CHALLENGE
Return all of the lines below exactly as they are.

Dataset items:
..............................

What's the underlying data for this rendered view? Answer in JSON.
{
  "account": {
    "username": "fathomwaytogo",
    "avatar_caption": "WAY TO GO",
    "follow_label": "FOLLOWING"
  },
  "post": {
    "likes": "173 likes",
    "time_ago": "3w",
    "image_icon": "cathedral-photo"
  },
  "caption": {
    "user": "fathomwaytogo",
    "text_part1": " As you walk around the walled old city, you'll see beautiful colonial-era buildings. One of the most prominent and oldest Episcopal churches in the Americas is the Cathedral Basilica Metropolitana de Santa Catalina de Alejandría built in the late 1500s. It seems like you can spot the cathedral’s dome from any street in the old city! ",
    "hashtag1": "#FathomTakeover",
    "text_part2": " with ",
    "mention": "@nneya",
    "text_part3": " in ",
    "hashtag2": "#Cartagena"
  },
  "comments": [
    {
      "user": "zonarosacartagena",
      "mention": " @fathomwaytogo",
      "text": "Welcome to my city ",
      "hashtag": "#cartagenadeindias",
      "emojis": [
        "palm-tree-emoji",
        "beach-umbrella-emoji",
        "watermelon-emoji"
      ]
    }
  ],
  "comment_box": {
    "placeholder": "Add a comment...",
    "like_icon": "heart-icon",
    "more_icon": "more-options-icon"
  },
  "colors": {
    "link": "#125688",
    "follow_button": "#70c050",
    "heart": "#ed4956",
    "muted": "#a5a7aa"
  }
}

..............................

ANSWER FOR THIS EXERCISE
What's the underlying data for this rendered view? Answer in JSON.
{
  "account": {
    "username": "fathomwaytogo",
    "avatar_caption": "WAY TO GO",
    "follow_label": "FOLLOWING"
  },
  "post": {
    "likes": "173 likes",
    "time_ago": "3w",
    "image_icon": "cathedral-photo"
  },
  "caption": {
    "user": "fathomwaytogo",
    "text_part1": " As you walk around the walled old city, you'll see beautiful colonial-era buildings. One of the most prominent and oldest Episcopal churches in the Americas is the Cathedral Basilica Metropolitana de Santa Catalina de Alejandría built in the late 1500s. It seems like you can spot the cathedral’s dome from any street in the old city! ",
    "hashtag1": "#FathomTakeover",
    "text_part2": " with ",
    "mention": "@nneya",
    "text_part3": " in ",
    "hashtag2": "#Cartagena"
  },
  "comments": [
    {
      "user": "zonarosacartagena",
      "mention": " @fathomwaytogo",
      "text": "Welcome to my city ",
      "hashtag": "#cartagenadeindias",
      "emojis": [
        "palm-tree-emoji",
        "beach-umbrella-emoji",
        "watermelon-emoji"
      ]
    }
  ],
  "comment_box": {
    "placeholder": "Add a comment...",
    "like_icon": "heart-icon",
    "more_icon": "more-options-icon"
  },
  "colors": {
    "link": "#125688",
    "follow_button": "#70c050",
    "heart": "#ed4956",
    "muted": "#a5a7aa"
  }
}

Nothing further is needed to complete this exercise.